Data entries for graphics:

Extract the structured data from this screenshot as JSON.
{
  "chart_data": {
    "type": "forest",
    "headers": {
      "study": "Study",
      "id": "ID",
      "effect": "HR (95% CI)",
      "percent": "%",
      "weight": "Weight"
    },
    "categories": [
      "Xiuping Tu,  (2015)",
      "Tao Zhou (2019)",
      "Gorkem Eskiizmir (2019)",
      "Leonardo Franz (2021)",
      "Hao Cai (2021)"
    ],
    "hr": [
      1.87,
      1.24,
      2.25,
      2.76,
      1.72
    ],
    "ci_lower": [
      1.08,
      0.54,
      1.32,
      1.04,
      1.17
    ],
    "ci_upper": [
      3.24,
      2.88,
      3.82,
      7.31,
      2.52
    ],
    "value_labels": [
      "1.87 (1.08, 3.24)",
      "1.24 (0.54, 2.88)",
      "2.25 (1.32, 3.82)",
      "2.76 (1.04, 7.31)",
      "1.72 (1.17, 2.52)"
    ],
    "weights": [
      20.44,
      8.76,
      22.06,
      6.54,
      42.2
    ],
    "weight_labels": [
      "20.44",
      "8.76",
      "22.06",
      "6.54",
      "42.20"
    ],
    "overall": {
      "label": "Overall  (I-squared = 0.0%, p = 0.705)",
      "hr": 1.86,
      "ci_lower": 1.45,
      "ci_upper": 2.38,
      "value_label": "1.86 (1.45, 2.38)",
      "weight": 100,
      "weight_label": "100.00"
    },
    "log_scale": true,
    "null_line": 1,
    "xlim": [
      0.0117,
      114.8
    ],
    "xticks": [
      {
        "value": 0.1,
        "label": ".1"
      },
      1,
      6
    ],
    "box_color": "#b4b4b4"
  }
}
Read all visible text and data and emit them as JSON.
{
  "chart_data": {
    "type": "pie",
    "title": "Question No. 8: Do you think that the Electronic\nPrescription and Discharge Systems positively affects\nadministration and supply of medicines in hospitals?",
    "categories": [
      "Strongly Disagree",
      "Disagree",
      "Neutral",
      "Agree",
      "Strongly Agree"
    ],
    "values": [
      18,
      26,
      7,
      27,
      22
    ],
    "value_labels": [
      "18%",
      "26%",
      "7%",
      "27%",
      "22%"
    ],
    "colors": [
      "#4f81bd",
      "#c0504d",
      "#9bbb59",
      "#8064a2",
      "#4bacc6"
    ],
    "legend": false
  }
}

TASK TO COMPLETE: Reproduce the data in its entirety, matching each character.

THE ANSWER:
Extract the structured data from this screenshot as JSON.
{
  "chart_data": {
    "type": "forest",
    "headers": {
      "study": "Study",
      "id": "ID",
      "effect": "HR (95% CI)",
      "percent": "%",
      "weight": "Weight"
    },
    "categories": [
      "Xiuping Tu,  (2015)",
      "Tao Zhou (2019)",
      "Gorkem Eskiizmir (2019)",
      "Leonardo Franz (2021)",
      "Hao Cai (2021)"
    ],
    "hr": [
      1.87,
      1.24,
      2.25,
      2.76,
      1.72
    ],
    "ci_lower": [
      1.08,
      0.54,
      1.32,
      1.04,
      1.17
    ],
    "ci_upper": [
      3.24,
      2.88,
      3.82,
      7.31,
      2.52
    ],
    "value_labels": [
      "1.87 (1.08, 3.24)",
      "1.24 (0.54, 2.88)",
      "2.25 (1.32, 3.82)",
      "2.76 (1.04, 7.31)",
      "1.72 (1.17, 2.52)"
    ],
    "weights": [
      20.44,
      8.76,
      22.06,
      6.54,
      42.2
    ],
    "weight_labels": [
      "20.44",
      "8.76",
      "22.06",
      "6.54",
      "42.20"
    ],
    "overall": {
      "label": "Overall  (I-squared = 0.0%, p = 0.705)",
      "hr": 1.86,
      "ci_lower": 1.45,
      "ci_upper": 2.38,
      "value_label": "1.86 (1.45, 2.38)",
      "weight": 100,
      "weight_label": "100.00"
    },
    "log_scale": true,
    "null_line": 1,
    "xlim": [
      0.0117,
      114.8
    ],
    "xticks": [
      {
        "value": 0.1,
        "label": ".1"
      },
      1,
      6
    ],
    "box_color": "#b4b4b4"
  }
}
Read all visible text and data and emit them as JSON.
{
  "chart_data": {
    "type": "pie",
    "title": "Question No. 8: Do you think that the Electronic\nPrescription and Discharge Systems positively affects\nadministration and supply of medicines in hospitals?",
    "categories": [
      "Strongly Disagree",
      "Disagree",
      "Neutral",
      "Agree",
      "Strongly Agree"
    ],
    "values": [
      18,
      26,
      7,
      27,
      22
    ],
    "value_labels": [
      "18%",
      "26%",
      "7%",
      "27%",
      "22%"
    ],
    "colors": [
      "#4f81bd",
      "#c0504d",
      "#9bbb59",
      "#8064a2",
      "#4bacc6"
    ],
    "legend": false
  }
}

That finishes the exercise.